__Set task__: Below are the records. List every line holding the word "panel".

__Extracted records__:
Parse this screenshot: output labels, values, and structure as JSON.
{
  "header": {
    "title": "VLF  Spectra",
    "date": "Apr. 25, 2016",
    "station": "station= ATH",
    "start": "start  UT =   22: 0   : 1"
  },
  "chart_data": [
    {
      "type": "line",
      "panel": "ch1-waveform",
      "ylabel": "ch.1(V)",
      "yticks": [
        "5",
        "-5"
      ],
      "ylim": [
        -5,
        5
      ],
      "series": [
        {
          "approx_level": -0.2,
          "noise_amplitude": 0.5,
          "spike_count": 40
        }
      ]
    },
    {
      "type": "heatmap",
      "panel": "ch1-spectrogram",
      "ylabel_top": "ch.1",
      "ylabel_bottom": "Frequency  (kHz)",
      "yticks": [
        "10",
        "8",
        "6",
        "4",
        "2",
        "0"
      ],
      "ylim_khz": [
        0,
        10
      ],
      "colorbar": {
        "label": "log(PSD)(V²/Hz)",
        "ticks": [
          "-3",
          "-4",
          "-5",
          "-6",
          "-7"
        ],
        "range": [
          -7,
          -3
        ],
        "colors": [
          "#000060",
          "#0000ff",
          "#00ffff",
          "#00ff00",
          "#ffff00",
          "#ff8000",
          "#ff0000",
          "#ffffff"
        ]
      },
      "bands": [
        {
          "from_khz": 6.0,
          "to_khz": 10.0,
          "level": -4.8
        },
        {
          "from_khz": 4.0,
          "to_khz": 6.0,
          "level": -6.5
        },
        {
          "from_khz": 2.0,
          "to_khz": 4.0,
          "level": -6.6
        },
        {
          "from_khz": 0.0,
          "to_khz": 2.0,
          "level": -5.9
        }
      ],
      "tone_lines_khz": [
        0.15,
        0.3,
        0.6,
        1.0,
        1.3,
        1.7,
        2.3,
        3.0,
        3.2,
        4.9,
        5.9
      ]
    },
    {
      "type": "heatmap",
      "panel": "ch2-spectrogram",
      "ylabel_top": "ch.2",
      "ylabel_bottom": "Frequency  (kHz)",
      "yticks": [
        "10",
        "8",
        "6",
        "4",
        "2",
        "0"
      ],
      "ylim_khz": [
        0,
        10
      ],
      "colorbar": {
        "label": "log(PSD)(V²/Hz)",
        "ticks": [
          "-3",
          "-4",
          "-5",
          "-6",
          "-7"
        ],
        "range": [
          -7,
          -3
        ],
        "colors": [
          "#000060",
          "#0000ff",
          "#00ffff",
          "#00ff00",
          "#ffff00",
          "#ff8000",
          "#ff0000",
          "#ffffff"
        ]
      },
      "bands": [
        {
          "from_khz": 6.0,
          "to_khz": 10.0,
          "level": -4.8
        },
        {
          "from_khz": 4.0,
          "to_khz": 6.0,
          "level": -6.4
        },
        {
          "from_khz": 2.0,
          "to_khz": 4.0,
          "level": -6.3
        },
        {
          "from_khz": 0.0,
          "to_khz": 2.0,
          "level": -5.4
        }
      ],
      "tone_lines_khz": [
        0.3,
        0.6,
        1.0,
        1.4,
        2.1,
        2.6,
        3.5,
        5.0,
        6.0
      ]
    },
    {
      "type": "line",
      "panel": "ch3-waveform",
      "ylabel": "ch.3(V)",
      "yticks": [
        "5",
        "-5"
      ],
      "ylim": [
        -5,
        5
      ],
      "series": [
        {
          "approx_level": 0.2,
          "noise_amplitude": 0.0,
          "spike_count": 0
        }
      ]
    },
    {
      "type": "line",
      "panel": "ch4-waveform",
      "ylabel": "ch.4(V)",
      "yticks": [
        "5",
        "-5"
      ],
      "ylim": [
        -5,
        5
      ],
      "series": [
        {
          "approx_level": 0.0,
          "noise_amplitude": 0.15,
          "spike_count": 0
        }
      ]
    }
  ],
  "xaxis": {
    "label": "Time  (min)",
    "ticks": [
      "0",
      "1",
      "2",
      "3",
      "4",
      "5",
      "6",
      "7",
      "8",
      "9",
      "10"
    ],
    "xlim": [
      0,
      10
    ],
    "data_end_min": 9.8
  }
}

__Written response__:
      "panel": "ch1-waveform",
      "panel": "ch1-spectrogram",
      "panel": "ch2-spectrogram",
      "panel": "ch3-waveform",
      "panel": "ch4-waveform",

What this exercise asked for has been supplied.